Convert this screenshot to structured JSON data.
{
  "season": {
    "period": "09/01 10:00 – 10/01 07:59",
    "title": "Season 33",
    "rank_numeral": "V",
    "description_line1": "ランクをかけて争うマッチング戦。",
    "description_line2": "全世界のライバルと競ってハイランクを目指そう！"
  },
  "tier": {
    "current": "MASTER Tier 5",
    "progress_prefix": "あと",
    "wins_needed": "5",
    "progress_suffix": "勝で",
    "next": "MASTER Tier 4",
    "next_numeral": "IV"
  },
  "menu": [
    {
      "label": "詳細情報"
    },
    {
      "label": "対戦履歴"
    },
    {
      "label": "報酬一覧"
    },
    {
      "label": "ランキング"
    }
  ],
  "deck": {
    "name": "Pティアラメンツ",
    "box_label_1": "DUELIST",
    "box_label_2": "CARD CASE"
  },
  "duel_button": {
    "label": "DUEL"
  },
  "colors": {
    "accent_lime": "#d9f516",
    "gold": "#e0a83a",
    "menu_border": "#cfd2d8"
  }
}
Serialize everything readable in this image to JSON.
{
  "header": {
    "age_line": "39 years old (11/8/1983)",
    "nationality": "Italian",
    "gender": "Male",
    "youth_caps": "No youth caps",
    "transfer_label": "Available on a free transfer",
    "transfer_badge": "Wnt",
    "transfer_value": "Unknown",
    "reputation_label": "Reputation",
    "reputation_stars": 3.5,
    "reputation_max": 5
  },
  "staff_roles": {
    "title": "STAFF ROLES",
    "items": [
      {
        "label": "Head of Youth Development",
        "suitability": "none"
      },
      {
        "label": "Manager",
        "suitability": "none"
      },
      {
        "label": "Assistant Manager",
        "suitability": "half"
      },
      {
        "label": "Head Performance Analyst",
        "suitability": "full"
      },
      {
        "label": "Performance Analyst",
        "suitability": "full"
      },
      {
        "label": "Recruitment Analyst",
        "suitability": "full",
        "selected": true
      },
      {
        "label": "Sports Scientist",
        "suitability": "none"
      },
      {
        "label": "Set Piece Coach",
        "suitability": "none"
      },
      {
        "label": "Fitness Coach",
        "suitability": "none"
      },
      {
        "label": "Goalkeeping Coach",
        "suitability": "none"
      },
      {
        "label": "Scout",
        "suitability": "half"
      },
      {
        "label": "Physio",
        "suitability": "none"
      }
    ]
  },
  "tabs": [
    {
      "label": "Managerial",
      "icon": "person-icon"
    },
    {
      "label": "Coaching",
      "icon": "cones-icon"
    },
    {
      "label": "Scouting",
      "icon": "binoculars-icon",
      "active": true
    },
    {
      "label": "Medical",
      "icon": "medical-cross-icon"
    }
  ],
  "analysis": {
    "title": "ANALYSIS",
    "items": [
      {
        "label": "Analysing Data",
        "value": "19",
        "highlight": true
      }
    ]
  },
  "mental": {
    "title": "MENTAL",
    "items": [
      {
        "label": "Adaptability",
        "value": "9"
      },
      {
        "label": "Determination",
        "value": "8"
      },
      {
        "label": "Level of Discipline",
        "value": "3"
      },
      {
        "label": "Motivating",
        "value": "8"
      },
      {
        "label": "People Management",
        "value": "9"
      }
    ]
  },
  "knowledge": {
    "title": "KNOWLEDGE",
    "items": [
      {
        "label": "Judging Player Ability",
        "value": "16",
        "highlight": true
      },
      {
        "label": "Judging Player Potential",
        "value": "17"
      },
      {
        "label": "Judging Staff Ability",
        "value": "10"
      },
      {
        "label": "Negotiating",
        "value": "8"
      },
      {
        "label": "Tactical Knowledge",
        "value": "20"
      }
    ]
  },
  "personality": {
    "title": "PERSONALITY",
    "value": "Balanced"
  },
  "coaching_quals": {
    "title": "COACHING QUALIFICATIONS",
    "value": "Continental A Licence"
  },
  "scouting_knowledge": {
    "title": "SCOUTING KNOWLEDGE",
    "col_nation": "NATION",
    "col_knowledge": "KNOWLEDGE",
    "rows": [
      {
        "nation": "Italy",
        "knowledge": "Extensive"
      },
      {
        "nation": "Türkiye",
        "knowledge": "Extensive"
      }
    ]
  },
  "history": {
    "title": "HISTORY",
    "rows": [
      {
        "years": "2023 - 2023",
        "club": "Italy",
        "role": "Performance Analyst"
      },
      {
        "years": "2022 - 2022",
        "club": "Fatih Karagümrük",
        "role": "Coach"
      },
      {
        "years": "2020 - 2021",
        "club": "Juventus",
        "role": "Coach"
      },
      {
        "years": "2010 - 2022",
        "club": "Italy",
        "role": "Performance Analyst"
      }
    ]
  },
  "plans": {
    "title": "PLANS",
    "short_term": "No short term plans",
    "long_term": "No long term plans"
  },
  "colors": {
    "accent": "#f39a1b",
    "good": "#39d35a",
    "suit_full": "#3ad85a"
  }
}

□ □ □ □

## Short exercise
Copy out every line of the data above, exactly as given.

## Problem solution
Convert this screenshot to structured JSON data.
{
  "season": {
    "period": "09/01 10:00 – 10/01 07:59",
    "title": "Season 33",
    "rank_numeral": "V",
    "description_line1": "ランクをかけて争うマッチング戦。",
    "description_line2": "全世界のライバルと競ってハイランクを目指そう！"
  },
  "tier": {
    "current": "MASTER Tier 5",
    "progress_prefix": "あと",
    "wins_needed": "5",
    "progress_suffix": "勝で",
    "next": "MASTER Tier 4",
    "next_numeral": "IV"
  },
  "menu": [
    {
      "label": "詳細情報"
    },
    {
      "label": "対戦履歴"
    },
    {
      "label": "報酬一覧"
    },
    {
      "label": "ランキング"
    }
  ],
  "deck": {
    "name": "Pティアラメンツ",
    "box_label_1": "DUELIST",
    "box_label_2": "CARD CASE"
  },
  "duel_button": {
    "label": "DUEL"
  },
  "colors": {
    "accent_lime": "#d9f516",
    "gold": "#e0a83a",
    "menu_border": "#cfd2d8"
  }
}
Serialize everything readable in this image to JSON.
{
  "header": {
    "age_line": "39 years old (11/8/1983)",
    "nationality": "Italian",
    "gender": "Male",
    "youth_caps": "No youth caps",
    "transfer_label": "Available on a free transfer",
    "transfer_badge": "Wnt",
    "transfer_value": "Unknown",
    "reputation_label": "Reputation",
    "reputation_stars": 3.5,
    "reputation_max": 5
  },
  "staff_roles": {
    "title": "STAFF ROLES",
    "items": [
      {
        "label": "Head of Youth Development",
        "suitability": "none"
      },
      {
        "label": "Manager",
        "suitability": "none"
      },
      {
        "label": "Assistant Manager",
        "suitability": "half"
      },
      {
        "label": "Head Performance Analyst",
        "suitability": "full"
      },
      {
        "label": "Performance Analyst",
        "suitability": "full"
      },
      {
        "label": "Recruitment Analyst",
        "suitability": "full",
        "selected": true
      },
      {
        "label": "Sports Scientist",
        "suitability": "none"
      },
      {
        "label": "Set Piece Coach",
        "suitability": "none"
      },
      {
        "label": "Fitness Coach",
        "suitability": "none"
      },
      {
        "label": "Goalkeeping Coach",
        "suitability": "none"
      },
      {
        "label": "Scout",
        "suitability": "half"
      },
      {
        "label": "Physio",
        "suitability": "none"
      }
    ]
  },
  "tabs": [
    {
      "label": "Managerial",
      "icon": "person-icon"
    },
    {
      "label": "Coaching",
      "icon": "cones-icon"
    },
    {
      "label": "Scouting",
      "icon": "binoculars-icon",
      "active": true
    },
    {
      "label": "Medical",
      "icon": "medical-cross-icon"
    }
  ],
  "analysis": {
    "title": "ANALYSIS",
    "items": [
      {
        "label": "Analysing Data",
        "value": "19",
        "highlight": true
      }
    ]
  },
  "mental": {
    "title": "MENTAL",
    "items": [
      {
        "label": "Adaptability",
        "value": "9"
      },
      {
        "label": "Determination",
        "value": "8"
      },
      {
        "label": "Level of Discipline",
        "value": "3"
      },
      {
        "label": "Motivating",
        "value": "8"
      },
      {
        "label": "People Management",
        "value": "9"
      }
    ]
  },
  "knowledge": {
    "title": "KNOWLEDGE",
    "items": [
      {
        "label": "Judging Player Ability",
        "value": "16",
        "highlight": true
      },
      {
        "label": "Judging Player Potential",
        "value": "17"
      },
      {
        "label": "Judging Staff Ability",
        "value": "10"
      },
      {
        "label": "Negotiating",
        "value": "8"
      },
      {
        "label": "Tactical Knowledge",
        "value": "20"
      }
    ]
  },
  "personality": {
    "title": "PERSONALITY",
    "value": "Balanced"
  },
  "coaching_quals": {
    "title": "COACHING QUALIFICATIONS",
    "value": "Continental A Licence"
  },
  "scouting_knowledge": {
    "title": "SCOUTING KNOWLEDGE",
    "col_nation": "NATION",
    "col_knowledge": "KNOWLEDGE",
    "rows": [
      {
        "nation": "Italy",
        "knowledge": "Extensive"
      },
      {
        "nation": "Türkiye",
        "knowledge": "Extensive"
      }
    ]
  },
  "history": {
    "title": "HISTORY",
    "rows": [
      {
        "years": "2023 - 2023",
        "club": "Italy",
        "role": "Performance Analyst"
      },
      {
        "years": "2022 - 2022",
        "club": "Fatih Karagümrük",
        "role": "Coach"
      },
      {
        "years": "2020 - 2021",
        "club": "Juventus",
        "role": "Coach"
      },
      {
        "years": "2010 - 2022",
        "club": "Italy",
        "role": "Performance Analyst"
      }
    ]
  },
  "plans": {
    "title": "PLANS",
    "short_term": "No short term plans",
    "long_term": "No long term plans"
  },
  "colors": {
    "accent": "#f39a1b",
    "good": "#39d35a",
    "suit_full": "#3ad85a"
  }
}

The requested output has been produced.